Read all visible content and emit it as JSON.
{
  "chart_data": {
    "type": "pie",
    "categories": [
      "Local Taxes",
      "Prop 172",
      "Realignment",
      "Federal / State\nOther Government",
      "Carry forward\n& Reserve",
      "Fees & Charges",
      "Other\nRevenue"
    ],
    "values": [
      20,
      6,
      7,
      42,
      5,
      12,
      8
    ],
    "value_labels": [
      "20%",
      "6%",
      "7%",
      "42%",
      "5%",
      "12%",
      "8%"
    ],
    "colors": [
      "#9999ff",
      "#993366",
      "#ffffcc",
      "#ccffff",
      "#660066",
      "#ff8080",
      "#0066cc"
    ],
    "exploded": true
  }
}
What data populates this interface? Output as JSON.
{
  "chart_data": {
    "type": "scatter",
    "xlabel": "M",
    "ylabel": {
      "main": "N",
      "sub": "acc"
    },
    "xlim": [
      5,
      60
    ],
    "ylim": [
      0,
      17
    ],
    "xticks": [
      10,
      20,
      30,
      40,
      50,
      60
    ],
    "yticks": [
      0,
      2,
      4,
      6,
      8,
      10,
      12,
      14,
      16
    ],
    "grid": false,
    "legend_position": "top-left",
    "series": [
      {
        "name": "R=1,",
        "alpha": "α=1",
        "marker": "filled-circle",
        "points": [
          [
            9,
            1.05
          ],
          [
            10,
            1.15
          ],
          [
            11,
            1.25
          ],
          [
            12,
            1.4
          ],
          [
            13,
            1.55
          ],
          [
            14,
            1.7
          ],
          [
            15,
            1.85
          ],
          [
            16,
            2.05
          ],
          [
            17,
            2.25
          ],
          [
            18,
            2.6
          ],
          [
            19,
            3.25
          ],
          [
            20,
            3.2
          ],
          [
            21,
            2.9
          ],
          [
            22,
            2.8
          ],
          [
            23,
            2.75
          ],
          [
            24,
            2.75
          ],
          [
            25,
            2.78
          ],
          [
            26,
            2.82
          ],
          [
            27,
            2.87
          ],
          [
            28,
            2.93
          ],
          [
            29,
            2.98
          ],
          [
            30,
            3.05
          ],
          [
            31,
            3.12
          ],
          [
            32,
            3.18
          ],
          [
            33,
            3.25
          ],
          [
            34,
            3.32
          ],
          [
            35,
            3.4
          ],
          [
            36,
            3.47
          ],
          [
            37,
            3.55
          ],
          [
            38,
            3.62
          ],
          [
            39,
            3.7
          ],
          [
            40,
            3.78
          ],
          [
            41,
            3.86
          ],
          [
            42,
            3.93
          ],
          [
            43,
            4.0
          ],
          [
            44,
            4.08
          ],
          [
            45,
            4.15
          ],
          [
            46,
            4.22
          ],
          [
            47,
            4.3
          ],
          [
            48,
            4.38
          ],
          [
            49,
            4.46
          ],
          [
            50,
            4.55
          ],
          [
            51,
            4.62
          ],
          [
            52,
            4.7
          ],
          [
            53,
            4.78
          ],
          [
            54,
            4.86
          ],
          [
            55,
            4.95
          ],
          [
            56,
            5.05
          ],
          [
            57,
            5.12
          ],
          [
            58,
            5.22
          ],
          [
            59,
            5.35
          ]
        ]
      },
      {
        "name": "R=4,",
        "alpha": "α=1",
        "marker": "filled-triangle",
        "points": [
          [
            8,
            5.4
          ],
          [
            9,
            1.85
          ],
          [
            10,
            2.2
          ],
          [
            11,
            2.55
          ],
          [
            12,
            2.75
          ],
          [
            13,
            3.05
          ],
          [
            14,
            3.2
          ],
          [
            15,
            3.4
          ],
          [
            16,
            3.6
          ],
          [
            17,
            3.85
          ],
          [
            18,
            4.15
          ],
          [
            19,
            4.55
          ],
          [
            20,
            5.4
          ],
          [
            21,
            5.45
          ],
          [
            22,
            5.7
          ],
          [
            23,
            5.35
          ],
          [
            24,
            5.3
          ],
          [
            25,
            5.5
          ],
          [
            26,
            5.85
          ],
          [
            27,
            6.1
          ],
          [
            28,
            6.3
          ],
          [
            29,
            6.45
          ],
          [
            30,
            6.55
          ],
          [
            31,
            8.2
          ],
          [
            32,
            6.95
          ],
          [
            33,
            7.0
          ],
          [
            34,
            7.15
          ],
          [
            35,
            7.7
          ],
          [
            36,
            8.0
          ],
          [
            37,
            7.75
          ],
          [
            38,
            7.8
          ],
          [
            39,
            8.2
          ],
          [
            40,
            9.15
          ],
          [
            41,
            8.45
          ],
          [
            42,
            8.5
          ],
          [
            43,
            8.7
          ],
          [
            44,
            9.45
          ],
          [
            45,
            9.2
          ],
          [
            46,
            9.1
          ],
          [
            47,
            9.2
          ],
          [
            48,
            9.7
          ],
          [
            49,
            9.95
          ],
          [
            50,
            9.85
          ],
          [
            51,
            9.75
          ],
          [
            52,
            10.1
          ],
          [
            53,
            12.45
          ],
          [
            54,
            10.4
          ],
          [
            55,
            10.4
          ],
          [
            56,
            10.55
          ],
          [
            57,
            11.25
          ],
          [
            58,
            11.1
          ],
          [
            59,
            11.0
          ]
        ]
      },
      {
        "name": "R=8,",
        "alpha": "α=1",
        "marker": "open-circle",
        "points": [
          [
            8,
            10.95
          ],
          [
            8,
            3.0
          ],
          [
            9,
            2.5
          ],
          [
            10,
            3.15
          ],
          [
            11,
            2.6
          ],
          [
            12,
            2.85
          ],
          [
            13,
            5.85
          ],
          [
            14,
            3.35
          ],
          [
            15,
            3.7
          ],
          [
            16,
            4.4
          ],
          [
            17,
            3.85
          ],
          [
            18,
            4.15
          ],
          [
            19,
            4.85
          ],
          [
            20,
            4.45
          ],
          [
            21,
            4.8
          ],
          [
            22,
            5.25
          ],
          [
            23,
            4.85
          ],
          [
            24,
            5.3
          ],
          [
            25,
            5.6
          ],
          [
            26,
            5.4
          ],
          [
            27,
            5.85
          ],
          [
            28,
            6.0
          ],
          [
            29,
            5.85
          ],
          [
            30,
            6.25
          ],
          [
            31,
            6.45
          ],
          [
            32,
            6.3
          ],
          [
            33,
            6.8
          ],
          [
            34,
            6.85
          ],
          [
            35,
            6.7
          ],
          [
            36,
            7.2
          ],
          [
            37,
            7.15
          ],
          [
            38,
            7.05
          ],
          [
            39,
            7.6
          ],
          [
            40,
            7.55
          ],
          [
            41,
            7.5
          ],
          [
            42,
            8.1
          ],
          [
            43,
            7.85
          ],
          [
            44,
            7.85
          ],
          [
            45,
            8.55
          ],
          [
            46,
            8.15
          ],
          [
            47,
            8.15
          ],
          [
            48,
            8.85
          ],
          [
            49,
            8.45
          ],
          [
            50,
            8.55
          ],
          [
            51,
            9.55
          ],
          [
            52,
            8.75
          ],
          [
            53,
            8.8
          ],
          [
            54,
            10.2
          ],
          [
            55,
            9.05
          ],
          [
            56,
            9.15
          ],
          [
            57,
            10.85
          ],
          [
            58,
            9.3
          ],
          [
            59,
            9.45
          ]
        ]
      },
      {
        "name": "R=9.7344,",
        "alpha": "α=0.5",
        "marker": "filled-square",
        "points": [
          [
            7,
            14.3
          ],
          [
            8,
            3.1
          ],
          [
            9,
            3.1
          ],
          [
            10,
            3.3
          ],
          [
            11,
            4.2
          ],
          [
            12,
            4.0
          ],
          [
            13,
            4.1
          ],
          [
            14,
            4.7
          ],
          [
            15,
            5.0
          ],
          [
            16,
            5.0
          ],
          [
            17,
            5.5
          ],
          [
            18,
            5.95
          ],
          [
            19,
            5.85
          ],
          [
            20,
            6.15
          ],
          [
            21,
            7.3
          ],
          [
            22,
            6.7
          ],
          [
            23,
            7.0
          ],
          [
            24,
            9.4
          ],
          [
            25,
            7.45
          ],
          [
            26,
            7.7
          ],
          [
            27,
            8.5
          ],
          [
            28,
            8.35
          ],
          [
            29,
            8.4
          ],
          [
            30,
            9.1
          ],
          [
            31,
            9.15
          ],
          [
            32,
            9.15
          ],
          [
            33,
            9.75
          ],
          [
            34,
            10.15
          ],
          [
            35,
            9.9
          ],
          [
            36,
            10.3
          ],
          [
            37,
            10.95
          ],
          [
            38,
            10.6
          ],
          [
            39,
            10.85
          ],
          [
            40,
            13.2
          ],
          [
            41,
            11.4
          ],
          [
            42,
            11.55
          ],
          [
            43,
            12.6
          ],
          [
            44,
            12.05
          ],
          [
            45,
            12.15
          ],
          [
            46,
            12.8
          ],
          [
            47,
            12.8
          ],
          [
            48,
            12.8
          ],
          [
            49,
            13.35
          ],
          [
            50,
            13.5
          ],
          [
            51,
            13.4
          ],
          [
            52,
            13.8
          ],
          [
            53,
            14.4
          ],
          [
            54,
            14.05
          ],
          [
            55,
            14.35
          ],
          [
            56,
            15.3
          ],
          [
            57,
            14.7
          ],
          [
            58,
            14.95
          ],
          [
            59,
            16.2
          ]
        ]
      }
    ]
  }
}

(DIRECTION)
Count all lines of the data that include "JSON". The answer is the number alone.

(SOLUTION BELOW)
2